EXERCISE: Transcribe all of the data exactly. Images stay out.

RECORD EXTRACTS:

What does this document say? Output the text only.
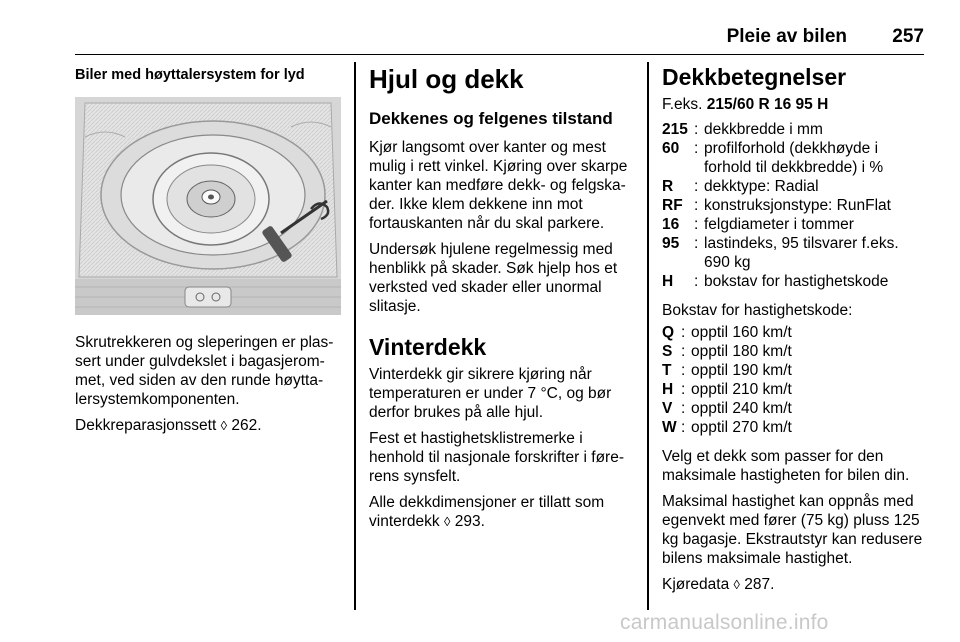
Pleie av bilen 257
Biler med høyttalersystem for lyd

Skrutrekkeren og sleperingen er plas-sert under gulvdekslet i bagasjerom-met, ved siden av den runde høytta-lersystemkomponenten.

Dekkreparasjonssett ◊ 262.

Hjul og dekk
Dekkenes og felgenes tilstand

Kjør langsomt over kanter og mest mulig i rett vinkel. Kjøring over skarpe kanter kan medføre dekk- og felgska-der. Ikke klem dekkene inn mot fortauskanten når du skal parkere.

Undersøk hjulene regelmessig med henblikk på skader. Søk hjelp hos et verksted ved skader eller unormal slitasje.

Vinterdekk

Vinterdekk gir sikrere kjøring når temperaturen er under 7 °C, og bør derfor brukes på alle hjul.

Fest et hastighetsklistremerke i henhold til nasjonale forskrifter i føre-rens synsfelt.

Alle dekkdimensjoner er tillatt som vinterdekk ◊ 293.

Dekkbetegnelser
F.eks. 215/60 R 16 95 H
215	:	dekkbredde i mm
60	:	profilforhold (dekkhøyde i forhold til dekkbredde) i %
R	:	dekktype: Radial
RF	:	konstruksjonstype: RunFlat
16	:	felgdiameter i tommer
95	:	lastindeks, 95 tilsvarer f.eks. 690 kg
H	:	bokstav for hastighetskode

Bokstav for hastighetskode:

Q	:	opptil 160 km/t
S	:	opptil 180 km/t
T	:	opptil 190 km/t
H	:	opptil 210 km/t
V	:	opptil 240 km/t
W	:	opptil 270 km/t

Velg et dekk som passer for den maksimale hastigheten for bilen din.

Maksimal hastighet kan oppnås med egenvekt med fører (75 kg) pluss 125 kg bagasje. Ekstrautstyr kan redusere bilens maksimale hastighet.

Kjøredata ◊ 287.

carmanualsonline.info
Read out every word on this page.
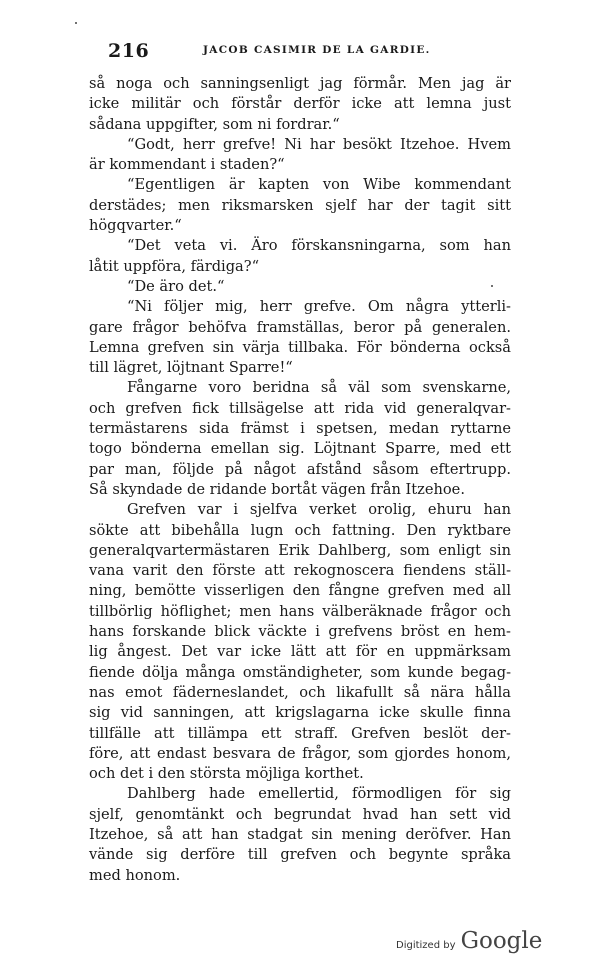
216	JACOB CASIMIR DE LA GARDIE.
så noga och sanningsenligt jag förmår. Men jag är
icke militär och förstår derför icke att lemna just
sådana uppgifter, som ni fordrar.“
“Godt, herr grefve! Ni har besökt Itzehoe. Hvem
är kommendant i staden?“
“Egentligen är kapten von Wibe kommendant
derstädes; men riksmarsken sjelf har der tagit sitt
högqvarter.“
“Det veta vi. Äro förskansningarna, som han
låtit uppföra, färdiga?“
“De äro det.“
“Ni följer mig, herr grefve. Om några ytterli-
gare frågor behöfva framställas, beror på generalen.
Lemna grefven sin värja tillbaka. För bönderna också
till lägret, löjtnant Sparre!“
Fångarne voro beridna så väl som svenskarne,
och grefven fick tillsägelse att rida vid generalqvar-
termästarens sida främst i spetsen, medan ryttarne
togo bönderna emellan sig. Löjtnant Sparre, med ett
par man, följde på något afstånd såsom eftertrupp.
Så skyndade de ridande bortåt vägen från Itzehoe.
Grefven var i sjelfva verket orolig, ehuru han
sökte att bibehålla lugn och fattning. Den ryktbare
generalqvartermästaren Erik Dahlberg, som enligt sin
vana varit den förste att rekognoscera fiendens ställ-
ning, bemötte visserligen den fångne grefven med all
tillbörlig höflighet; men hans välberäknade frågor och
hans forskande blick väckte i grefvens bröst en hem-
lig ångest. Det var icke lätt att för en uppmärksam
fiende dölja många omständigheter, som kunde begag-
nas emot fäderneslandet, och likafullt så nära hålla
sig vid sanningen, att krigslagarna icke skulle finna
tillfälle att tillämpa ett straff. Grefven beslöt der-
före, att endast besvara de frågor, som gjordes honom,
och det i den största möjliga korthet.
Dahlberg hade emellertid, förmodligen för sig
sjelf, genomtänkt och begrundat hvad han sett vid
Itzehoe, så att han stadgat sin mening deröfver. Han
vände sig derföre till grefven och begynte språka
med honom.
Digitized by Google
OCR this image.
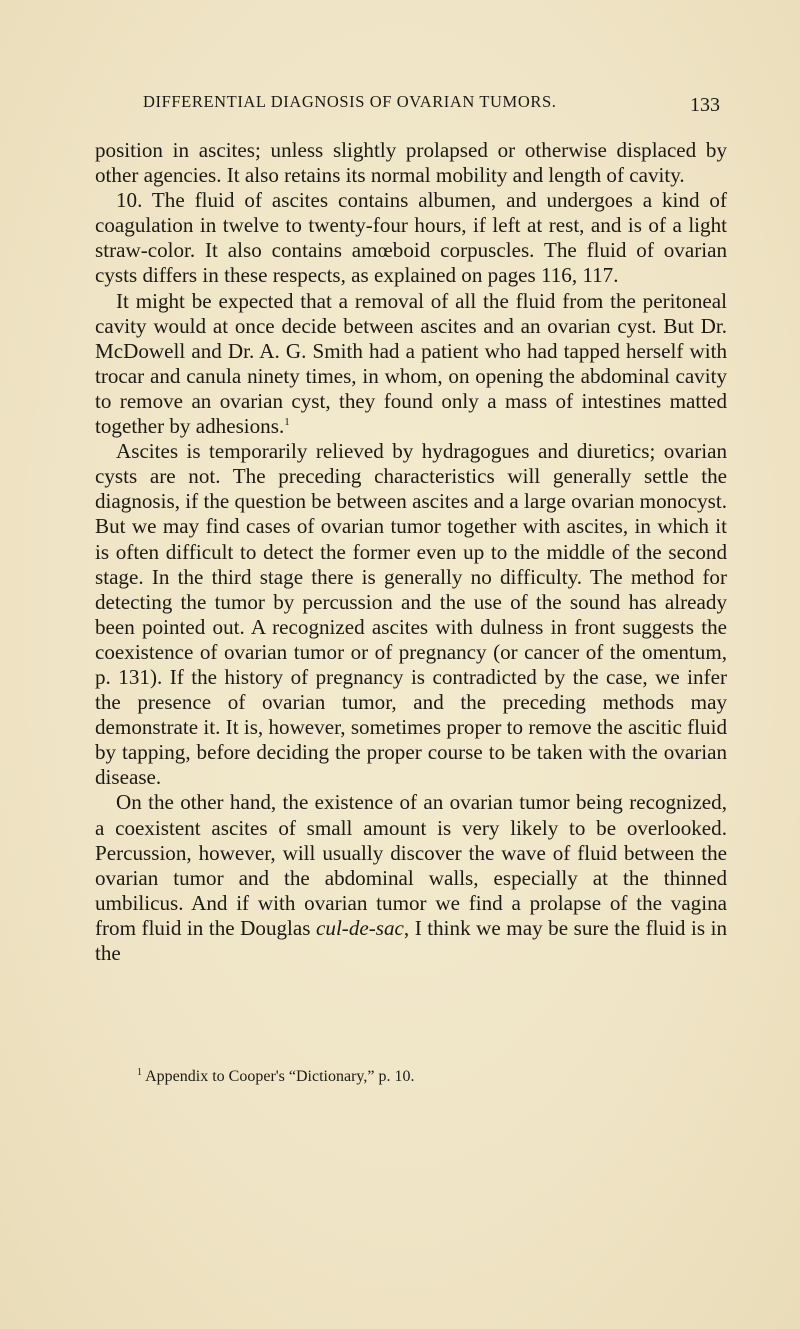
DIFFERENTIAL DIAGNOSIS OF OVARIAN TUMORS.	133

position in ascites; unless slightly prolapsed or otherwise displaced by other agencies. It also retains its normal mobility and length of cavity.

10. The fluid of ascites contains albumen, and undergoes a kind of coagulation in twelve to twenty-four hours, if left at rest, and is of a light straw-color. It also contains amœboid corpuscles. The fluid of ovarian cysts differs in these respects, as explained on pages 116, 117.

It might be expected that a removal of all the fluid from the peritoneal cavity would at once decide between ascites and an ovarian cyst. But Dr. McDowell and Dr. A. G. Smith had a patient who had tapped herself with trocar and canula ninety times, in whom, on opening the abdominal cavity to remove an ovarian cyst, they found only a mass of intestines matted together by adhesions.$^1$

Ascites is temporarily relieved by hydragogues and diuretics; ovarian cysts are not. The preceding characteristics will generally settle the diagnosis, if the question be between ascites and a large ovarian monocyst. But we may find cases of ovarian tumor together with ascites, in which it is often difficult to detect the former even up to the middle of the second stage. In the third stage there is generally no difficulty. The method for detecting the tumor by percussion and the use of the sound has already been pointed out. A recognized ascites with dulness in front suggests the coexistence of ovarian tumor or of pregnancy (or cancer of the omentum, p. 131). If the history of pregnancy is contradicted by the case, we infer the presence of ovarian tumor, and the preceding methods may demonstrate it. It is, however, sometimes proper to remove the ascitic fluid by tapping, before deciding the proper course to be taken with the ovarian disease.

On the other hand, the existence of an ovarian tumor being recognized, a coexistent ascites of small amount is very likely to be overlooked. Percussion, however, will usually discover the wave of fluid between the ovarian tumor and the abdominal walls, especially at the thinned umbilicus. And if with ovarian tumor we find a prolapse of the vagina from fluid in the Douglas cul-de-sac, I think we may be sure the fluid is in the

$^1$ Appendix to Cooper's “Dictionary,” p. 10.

ANSWER BOX:
What does this document say? Output the text only.
Pleie av bilen 257
Biler med høyttalersystem for lyd

Skrutrekkeren og sleperingen er plas-sert under gulvdekslet i bagasjerom-met, ved siden av den runde høytta-lersystemkomponenten.

Dekkreparasjonssett ◊ 262.

Hjul og dekk
Dekkenes og felgenes tilstand

Kjør langsomt over kanter og mest mulig i rett vinkel. Kjøring over skarpe kanter kan medføre dekk- og felgska-der. Ikke klem dekkene inn mot fortauskanten når du skal parkere.

Undersøk hjulene regelmessig med henblikk på skader. Søk hjelp hos et verksted ved skader eller unormal slitasje.

Vinterdekk

Vinterdekk gir sikrere kjøring når temperaturen er under 7 °C, og bør derfor brukes på alle hjul.

Fest et hastighetsklistremerke i henhold til nasjonale forskrifter i føre-rens synsfelt.

Alle dekkdimensjoner er tillatt som vinterdekk ◊ 293.

Dekkbetegnelser
F.eks. 215/60 R 16 95 H
215	:	dekkbredde i mm
60	:	profilforhold (dekkhøyde i forhold til dekkbredde) i %
R	:	dekktype: Radial
RF	:	konstruksjonstype: RunFlat
16	:	felgdiameter i tommer
95	:	lastindeks, 95 tilsvarer f.eks. 690 kg
H	:	bokstav for hastighetskode

Bokstav for hastighetskode:

Q	:	opptil 160 km/t
S	:	opptil 180 km/t
T	:	opptil 190 km/t
H	:	opptil 210 km/t
V	:	opptil 240 km/t
W	:	opptil 270 km/t

Velg et dekk som passer for den maksimale hastigheten for bilen din.

Maksimal hastighet kan oppnås med egenvekt med fører (75 kg) pluss 125 kg bagasje. Ekstrautstyr kan redusere bilens maksimale hastighet.

Kjøredata ◊ 287.

carmanualsonline.info
Read out every word on this page.
216	JACOB CASIMIR DE LA GARDIE.
så noga och sanningsenligt jag förmår. Men jag är
icke militär och förstår derför icke att lemna just
sådana uppgifter, som ni fordrar.“
“Godt, herr grefve! Ni har besökt Itzehoe. Hvem
är kommendant i staden?“
“Egentligen är kapten von Wibe kommendant
derstädes; men riksmarsken sjelf har der tagit sitt
högqvarter.“
“Det veta vi. Äro förskansningarna, som han
låtit uppföra, färdiga?“
“De äro det.“
“Ni följer mig, herr grefve. Om några ytterli-
gare frågor behöfva framställas, beror på generalen.
Lemna grefven sin värja tillbaka. För bönderna också
till lägret, löjtnant Sparre!“
Fångarne voro beridna så väl som svenskarne,
och grefven fick tillsägelse att rida vid generalqvar-
termästarens sida främst i spetsen, medan ryttarne
togo bönderna emellan sig. Löjtnant Sparre, med ett
par man, följde på något afstånd såsom eftertrupp.
Så skyndade de ridande bortåt vägen från Itzehoe.
Grefven var i sjelfva verket orolig, ehuru han
sökte att bibehålla lugn och fattning. Den ryktbare
generalqvartermästaren Erik Dahlberg, som enligt sin
vana varit den förste att rekognoscera fiendens ställ-
ning, bemötte visserligen den fångne grefven med all
tillbörlig höflighet; men hans välberäknade frågor och
hans forskande blick väckte i grefvens bröst en hem-
lig ångest. Det var icke lätt att för en uppmärksam
fiende dölja många omständigheter, som kunde begag-
nas emot fäderneslandet, och likafullt så nära hålla
sig vid sanningen, att krigslagarna icke skulle finna
tillfälle att tillämpa ett straff. Grefven beslöt der-
före, att endast besvara de frågor, som gjordes honom,
och det i den största möjliga korthet.
Dahlberg hade emellertid, förmodligen för sig
sjelf, genomtänkt och begrundat hvad han sett vid
Itzehoe, så att han stadgat sin mening deröfver. Han
vände sig derföre till grefven och begynte språka
med honom.
Digitized by Google
OCR this image.
DIFFERENTIAL DIAGNOSIS OF OVARIAN TUMORS.	133

position in ascites; unless slightly prolapsed or otherwise displaced by other agencies. It also retains its normal mobility and length of cavity.

10. The fluid of ascites contains albumen, and undergoes a kind of coagulation in twelve to twenty-four hours, if left at rest, and is of a light straw-color. It also contains amœboid corpuscles. The fluid of ovarian cysts differs in these respects, as explained on pages 116, 117.

It might be expected that a removal of all the fluid from the peritoneal cavity would at once decide between ascites and an ovarian cyst. But Dr. McDowell and Dr. A. G. Smith had a patient who had tapped herself with trocar and canula ninety times, in whom, on opening the abdominal cavity to remove an ovarian cyst, they found only a mass of intestines matted together by adhesions.$^1$

Ascites is temporarily relieved by hydragogues and diuretics; ovarian cysts are not. The preceding characteristics will generally settle the diagnosis, if the question be between ascites and a large ovarian monocyst. But we may find cases of ovarian tumor together with ascites, in which it is often difficult to detect the former even up to the middle of the second stage. In the third stage there is generally no difficulty. The method for detecting the tumor by percussion and the use of the sound has already been pointed out. A recognized ascites with dulness in front suggests the coexistence of ovarian tumor or of pregnancy (or cancer of the omentum, p. 131). If the history of pregnancy is contradicted by the case, we infer the presence of ovarian tumor, and the preceding methods may demonstrate it. It is, however, sometimes proper to remove the ascitic fluid by tapping, before deciding the proper course to be taken with the ovarian disease.

On the other hand, the existence of an ovarian tumor being recognized, a coexistent ascites of small amount is very likely to be overlooked. Percussion, however, will usually discover the wave of fluid between the ovarian tumor and the abdominal walls, especially at the thinned umbilicus. And if with ovarian tumor we find a prolapse of the vagina from fluid in the Douglas cul-de-sac, I think we may be sure the fluid is in the

$^1$ Appendix to Cooper's “Dictionary,” p. 10.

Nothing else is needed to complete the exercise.